▸ **SHORT EXERCISE**:
Select and copy out every line in the records containing "ylabel".

* begin RECORD EXTRACTS *

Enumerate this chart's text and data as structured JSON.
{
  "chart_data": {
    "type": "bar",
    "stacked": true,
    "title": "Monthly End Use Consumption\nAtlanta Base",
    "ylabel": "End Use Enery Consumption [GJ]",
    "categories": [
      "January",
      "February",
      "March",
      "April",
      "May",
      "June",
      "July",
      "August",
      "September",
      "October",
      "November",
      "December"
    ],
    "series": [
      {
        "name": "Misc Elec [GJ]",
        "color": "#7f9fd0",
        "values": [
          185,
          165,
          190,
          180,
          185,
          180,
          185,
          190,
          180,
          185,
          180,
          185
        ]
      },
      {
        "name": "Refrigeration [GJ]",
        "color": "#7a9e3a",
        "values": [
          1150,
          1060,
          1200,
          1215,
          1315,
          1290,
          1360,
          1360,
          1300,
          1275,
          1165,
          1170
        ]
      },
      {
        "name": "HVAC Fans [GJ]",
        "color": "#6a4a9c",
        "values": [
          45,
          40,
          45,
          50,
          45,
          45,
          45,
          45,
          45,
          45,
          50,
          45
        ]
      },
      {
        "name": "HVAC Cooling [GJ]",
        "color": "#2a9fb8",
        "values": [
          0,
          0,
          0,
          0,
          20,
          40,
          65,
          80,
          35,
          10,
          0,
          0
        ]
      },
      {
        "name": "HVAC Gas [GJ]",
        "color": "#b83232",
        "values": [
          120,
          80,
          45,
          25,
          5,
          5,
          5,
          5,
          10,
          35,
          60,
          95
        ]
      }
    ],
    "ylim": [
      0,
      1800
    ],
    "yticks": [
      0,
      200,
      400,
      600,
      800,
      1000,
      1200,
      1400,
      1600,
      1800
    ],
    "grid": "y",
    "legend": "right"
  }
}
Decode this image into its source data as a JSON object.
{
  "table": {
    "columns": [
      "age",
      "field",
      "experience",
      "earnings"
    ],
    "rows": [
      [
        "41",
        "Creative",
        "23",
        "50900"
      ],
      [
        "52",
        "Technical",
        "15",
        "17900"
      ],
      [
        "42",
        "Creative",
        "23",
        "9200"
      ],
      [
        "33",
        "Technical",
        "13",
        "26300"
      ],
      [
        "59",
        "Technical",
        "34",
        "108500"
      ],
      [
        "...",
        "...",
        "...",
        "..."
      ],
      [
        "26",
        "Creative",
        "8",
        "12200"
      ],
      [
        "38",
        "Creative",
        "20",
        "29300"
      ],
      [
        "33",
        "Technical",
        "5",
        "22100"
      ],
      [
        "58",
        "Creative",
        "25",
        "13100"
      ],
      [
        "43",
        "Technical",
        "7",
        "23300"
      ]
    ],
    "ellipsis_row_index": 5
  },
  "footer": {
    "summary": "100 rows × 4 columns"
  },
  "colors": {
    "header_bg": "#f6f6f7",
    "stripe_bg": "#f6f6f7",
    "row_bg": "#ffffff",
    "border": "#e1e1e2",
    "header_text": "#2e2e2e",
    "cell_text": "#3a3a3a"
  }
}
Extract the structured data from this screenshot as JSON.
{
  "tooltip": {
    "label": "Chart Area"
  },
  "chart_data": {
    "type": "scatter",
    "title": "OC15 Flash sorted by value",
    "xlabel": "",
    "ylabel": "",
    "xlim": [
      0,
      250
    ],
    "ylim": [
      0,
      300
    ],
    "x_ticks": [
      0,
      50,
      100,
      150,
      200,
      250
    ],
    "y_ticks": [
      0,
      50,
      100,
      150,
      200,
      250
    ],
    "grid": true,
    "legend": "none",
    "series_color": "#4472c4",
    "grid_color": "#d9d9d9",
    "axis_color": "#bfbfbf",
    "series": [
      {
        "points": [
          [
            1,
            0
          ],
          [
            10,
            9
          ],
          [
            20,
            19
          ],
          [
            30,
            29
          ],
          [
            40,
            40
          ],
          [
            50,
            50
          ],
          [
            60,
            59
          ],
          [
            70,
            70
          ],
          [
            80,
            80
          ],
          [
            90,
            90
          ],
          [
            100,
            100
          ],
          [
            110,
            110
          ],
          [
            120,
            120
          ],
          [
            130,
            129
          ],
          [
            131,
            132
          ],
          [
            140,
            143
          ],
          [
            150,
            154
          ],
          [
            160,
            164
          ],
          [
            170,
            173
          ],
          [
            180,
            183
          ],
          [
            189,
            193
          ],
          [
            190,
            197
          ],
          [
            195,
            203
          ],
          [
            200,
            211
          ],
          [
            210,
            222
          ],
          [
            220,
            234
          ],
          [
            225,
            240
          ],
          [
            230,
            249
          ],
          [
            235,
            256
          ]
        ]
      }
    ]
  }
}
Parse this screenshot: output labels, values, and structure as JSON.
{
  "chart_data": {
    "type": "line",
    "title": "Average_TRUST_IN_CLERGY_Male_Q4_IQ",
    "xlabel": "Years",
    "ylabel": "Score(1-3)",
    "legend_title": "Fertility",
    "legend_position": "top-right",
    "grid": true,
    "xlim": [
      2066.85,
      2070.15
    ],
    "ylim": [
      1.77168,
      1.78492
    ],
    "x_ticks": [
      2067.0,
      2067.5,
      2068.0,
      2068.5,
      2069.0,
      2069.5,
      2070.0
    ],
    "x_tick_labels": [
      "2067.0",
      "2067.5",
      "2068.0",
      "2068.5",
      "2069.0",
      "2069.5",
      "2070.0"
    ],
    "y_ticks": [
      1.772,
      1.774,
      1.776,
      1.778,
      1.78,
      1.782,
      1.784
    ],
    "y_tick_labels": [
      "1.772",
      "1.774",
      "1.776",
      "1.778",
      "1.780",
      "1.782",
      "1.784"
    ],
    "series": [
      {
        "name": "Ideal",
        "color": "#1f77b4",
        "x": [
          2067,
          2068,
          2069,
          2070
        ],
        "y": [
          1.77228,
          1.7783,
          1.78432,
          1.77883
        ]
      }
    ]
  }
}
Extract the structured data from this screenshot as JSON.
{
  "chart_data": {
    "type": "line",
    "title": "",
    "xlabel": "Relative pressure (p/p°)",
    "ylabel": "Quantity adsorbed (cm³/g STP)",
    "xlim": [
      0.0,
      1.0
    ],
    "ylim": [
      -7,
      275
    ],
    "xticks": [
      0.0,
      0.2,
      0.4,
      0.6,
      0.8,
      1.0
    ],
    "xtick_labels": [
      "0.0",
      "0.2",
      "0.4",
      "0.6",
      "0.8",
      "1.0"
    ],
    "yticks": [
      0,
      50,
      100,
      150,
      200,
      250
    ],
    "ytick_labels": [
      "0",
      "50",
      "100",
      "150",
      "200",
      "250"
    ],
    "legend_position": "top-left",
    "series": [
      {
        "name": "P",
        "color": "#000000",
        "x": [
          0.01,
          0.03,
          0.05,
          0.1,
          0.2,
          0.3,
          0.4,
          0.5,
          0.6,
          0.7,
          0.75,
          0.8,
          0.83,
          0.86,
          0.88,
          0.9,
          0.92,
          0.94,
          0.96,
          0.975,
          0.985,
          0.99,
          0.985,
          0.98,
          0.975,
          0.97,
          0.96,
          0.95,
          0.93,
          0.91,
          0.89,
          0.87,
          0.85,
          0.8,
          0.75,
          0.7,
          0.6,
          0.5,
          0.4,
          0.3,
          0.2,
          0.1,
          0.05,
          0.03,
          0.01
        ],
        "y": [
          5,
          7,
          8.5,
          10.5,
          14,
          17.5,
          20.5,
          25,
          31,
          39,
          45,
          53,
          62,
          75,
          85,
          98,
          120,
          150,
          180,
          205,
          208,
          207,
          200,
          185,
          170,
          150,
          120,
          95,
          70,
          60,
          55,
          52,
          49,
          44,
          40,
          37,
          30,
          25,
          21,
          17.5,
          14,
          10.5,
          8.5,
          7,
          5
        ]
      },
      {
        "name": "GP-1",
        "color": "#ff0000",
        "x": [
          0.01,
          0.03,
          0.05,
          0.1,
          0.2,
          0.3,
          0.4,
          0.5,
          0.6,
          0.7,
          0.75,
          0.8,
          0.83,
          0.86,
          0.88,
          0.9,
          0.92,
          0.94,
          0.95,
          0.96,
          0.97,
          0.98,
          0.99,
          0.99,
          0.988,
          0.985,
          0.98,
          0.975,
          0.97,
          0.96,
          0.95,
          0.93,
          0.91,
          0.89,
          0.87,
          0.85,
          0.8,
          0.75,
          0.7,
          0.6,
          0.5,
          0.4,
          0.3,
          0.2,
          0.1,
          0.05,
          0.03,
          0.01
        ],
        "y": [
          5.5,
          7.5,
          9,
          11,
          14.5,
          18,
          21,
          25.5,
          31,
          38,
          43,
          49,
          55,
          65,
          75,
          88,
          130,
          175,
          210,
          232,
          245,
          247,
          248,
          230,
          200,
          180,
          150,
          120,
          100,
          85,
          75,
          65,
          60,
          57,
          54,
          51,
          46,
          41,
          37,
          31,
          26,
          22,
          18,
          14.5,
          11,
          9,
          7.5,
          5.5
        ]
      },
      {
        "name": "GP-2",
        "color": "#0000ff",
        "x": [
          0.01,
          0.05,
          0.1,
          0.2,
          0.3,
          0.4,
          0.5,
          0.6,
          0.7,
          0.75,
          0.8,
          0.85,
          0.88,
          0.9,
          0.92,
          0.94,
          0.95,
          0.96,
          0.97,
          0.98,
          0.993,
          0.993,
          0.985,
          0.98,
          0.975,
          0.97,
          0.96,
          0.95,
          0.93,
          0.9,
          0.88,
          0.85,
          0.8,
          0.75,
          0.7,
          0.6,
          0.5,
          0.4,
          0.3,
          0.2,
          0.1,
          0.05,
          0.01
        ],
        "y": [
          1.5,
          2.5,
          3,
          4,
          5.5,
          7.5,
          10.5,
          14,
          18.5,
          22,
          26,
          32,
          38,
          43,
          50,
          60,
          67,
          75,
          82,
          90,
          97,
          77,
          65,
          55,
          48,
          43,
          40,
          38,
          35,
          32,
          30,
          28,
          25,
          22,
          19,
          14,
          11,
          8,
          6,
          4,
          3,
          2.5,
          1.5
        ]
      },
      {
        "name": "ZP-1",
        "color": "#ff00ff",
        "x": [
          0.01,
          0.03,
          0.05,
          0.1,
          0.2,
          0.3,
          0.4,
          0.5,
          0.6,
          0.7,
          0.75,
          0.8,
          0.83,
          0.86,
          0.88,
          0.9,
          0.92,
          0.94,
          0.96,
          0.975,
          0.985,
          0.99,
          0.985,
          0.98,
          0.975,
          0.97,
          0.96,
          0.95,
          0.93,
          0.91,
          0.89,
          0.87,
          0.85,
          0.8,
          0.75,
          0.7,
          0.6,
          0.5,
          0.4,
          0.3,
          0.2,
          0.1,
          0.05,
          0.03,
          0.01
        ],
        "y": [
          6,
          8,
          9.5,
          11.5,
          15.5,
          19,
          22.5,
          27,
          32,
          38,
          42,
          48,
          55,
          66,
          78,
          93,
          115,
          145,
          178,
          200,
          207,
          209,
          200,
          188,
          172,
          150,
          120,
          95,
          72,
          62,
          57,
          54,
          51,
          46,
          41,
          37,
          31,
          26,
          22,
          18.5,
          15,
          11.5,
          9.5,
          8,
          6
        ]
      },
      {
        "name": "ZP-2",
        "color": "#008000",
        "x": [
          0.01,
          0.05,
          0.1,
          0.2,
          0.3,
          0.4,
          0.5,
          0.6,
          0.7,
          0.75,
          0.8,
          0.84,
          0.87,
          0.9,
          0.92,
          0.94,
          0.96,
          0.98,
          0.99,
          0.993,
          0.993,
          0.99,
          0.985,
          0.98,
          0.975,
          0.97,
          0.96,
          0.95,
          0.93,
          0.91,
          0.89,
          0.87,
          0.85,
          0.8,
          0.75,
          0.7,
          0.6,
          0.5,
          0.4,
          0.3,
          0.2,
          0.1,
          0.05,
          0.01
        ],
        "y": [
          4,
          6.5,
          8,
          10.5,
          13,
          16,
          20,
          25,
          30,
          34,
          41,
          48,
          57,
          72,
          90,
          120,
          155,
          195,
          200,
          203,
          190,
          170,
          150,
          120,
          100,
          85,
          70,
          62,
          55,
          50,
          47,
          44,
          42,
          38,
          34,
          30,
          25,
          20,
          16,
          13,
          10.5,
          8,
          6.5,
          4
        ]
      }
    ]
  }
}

* end RECORD EXTRACTS *

▸ **WORKED SOLUTION**:
    "ylabel": "End Use Enery Consumption [GJ]",
    "ylabel": "",
    "ylabel": "Score(1-3)",
    "ylabel": "Quantity adsorbed (cm³/g STP)",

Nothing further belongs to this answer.